§ DIRECTION
From the Daylight Saving Time post below, set down the passage between "Daylight Saving Time was" and "(and Possibly Puppies)", inclusive, copying it word for word.

-- BEGIN TEXT EXTRACT --

Here’s wishing Newsom ill.  I hope he has a lousy Christmas.

N.P.: “Everyday is Halloween” – Stabbing Westward

December 8, 2024

Two things I like this week:

1) D.O.G.E. targeting DST

I cannot recall a time in the last three weeks when I’ve been this excited about the news: one of the first items on Elon’s and Vivek’s Dumb Ass Shit That Needs To Go List: Daylight Fucking Saving Time!  It should come as no surprise to my dearly beloved reader that if I was a single-issue voter, which I’m not, but if I was, my issue would be the permanent banning of Daylight Saving Time.  It is completely counterintuitive and stupid and I am sincerely embarrassed to be part of a society that still practices it.  Whatever President has the testicular fortitude to Lock the Clock will have my permanent endorsement.

Before you go clutching your pearls or piling into my DMs armed with Farmers Almanacs and the ghost of Benjamin Franklin, here me out if you haven’t heard me on this before: Daylight Saving Time is not just inconvenient – it’s a flaming, spinning wheel of lunacy that ricochets off the walls of our collective sanity twice a year.  It’s the sort of thing I use as evidence that society not-so-secretly hates itself.  Rather than my standard rant on the subject, here are three undeniable reasons why this clock-changing monstrosity needs to be sent directly to hell:

  1. It’s the Efficiency Equivalent of Starting a Fire in a Submarine

Daylight Saving Time was implemented with the idea of conserving energy and squeezing a bit more usefulness out of daylight.  Cute, right?  Except, like so much of what people who never had electric light came up with, it doesn’t actually work in today’s world.  Maybe this made sense when people were stockpiling whale oil to light their homes, but now, we live in an age where everything runs on screens.  Everything.  We scroll, swipe, and binge-watch long after the sun has said goodbye.  Studies have shown the supposed energy savings are negligible – like, so small, your puppy’s nighttime zoomies use far more energy.  The whole plan is like a boomer using Internet Explorer – it’s outdated, unnecessary, and always leaves you asking, “What the hell?”

2. It’s a Crime Against Human Bodies (and Possibly Puppies)

-- END TEXT EXTRACT --
-- BEGIN DATASET ROWS --

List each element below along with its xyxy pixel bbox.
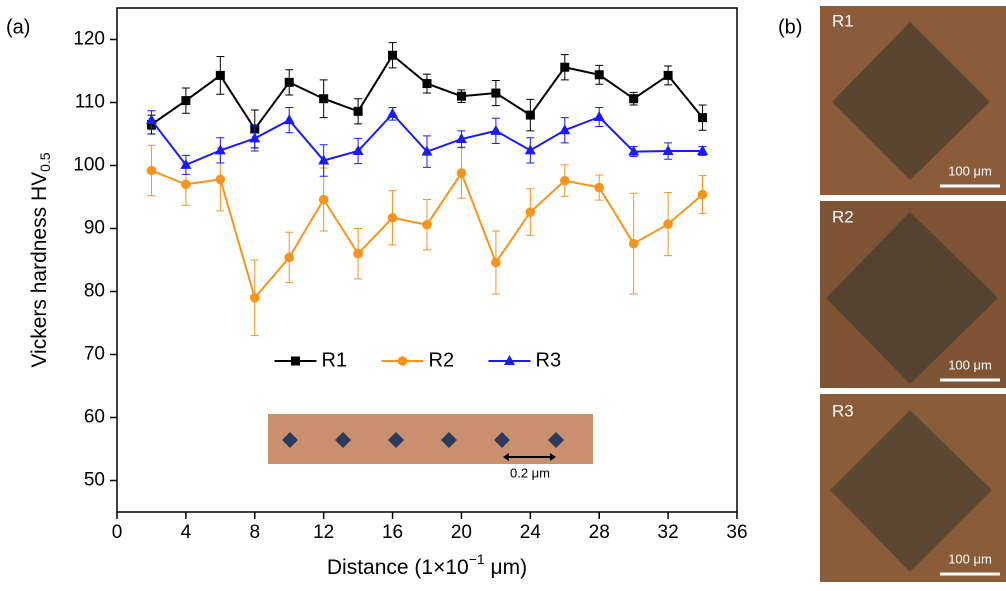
- marker: [284, 77, 294, 87]
- x-tick-label: 24: [520, 522, 542, 543]
- marker: [422, 79, 432, 89]
- marker: [387, 212, 398, 223]
- marker: [214, 144, 226, 155]
- marker: [491, 257, 501, 268]
- marker: [284, 252, 295, 263]
- marker: [662, 145, 674, 156]
- y-tick-label: 100: [73, 155, 105, 176]
- marker: [353, 106, 363, 116]
- marker: [318, 194, 329, 205]
- marker: [215, 174, 226, 185]
- micrograph-scale: 100 μm: [948, 163, 992, 178]
- marker: [145, 114, 157, 125]
- x-tick-label: 16: [382, 522, 403, 543]
- marker: [181, 96, 191, 106]
- y-tick-label: 120: [73, 29, 105, 50]
- y-tick-label: 60: [84, 407, 105, 428]
- micrograph: [820, 6, 1006, 582]
- marker: [421, 145, 433, 156]
- micrograph-label: R1: [832, 11, 854, 30]
- marker: [353, 248, 363, 259]
- y-tick-label: 90: [84, 218, 105, 239]
- marker: [628, 238, 639, 249]
- marker: [181, 179, 191, 190]
- legend-marker: [291, 356, 300, 366]
- plot-frame: [116, 7, 738, 513]
- marker: [215, 70, 225, 80]
- marker: [422, 219, 432, 230]
- x-tick-label: 12: [313, 522, 334, 543]
- marker: [352, 145, 364, 156]
- panel-label: (b): [778, 16, 802, 38]
- micrograph-label: R2: [832, 207, 854, 226]
- legend-marker: [504, 355, 515, 365]
- legend-label: R1: [322, 349, 348, 371]
- marker: [594, 70, 604, 80]
- marker: [388, 50, 398, 60]
- marker: [249, 293, 260, 303]
- marker: [697, 189, 708, 200]
- marker: [387, 107, 399, 118]
- x-tick-label: 20: [451, 522, 472, 543]
- marker: [663, 70, 673, 80]
- x-tick-label: 28: [589, 522, 610, 543]
- marker: [628, 145, 640, 156]
- legend-label: R3: [536, 349, 562, 371]
- marker: [249, 132, 261, 143]
- x-axis-label: Distance (1×10−1 μm): [327, 551, 527, 579]
- marker: [525, 207, 536, 217]
- x-tick-label: 36: [726, 522, 747, 543]
- marker: [283, 114, 295, 125]
- panel-label: (a): [6, 16, 30, 38]
- x-tick-label: 8: [249, 522, 260, 543]
- marker: [180, 158, 192, 169]
- legend-marker: [397, 356, 408, 366]
- y-tick-label: 110: [75, 92, 105, 113]
- y-axis-label: Vickers hardness HV0.5: [28, 152, 53, 367]
- marker: [663, 219, 673, 229]
- inset-image: [268, 414, 593, 464]
- marker: [146, 165, 157, 176]
- marker: [525, 110, 535, 120]
- marker: [524, 144, 536, 155]
- legend-label: R2: [429, 349, 455, 371]
- marker: [559, 124, 571, 135]
- marker: [491, 88, 501, 98]
- marker: [697, 145, 709, 156]
- marker: [319, 94, 329, 104]
- micrograph-scale: 100 μm: [948, 357, 992, 372]
- marker: [698, 113, 708, 123]
- x-tick-label: 4: [181, 522, 192, 543]
- marker: [559, 175, 570, 186]
- marker: [560, 62, 570, 72]
- x-tick-label: 0: [112, 522, 123, 543]
- marker: [490, 124, 502, 135]
- marker: [629, 94, 639, 104]
- y-tick-label: 80: [84, 281, 105, 302]
- marker: [593, 110, 605, 121]
- marker: [456, 168, 467, 178]
- x-tick-label: 32: [658, 522, 679, 543]
- marker: [455, 133, 467, 144]
- micrograph-scale: 100 μm: [948, 551, 992, 566]
- marker: [318, 154, 330, 165]
- inset-scale-label: 0.2 μm: [510, 465, 550, 480]
- marker: [456, 91, 466, 101]
- y-tick-label: 70: [84, 344, 105, 365]
- micrograph-label: R3: [832, 401, 854, 420]
- marker: [594, 182, 605, 193]
- y-tick-label: 50: [84, 470, 105, 491]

-- END DATASET ROWS --

§ ANSWER TO THE PROBLEM
Daylight Saving Time was implemented with the idea of conserving energy and squeezing a bit more usefulness out of daylight.  Cute, right?  Except, like so much of what people who never had electric light came up with, it doesn’t actually work in today’s world.  Maybe this made sense when people were stockpiling whale oil to light their homes, but now, we live in an age where everything runs on screens.  Everything.  We scroll, swipe, and binge-watch long after the sun has said goodbye.  Studies have shown the supposed energy savings are negligible – like, so small, your puppy’s nighttime zoomies use far more energy.  The whole plan is like a boomer using Internet Explorer – it’s outdated, unnecessary, and always leaves you asking, “What the hell?”

2. It’s a Crime Against Human Bodies (and Possibly Puppies)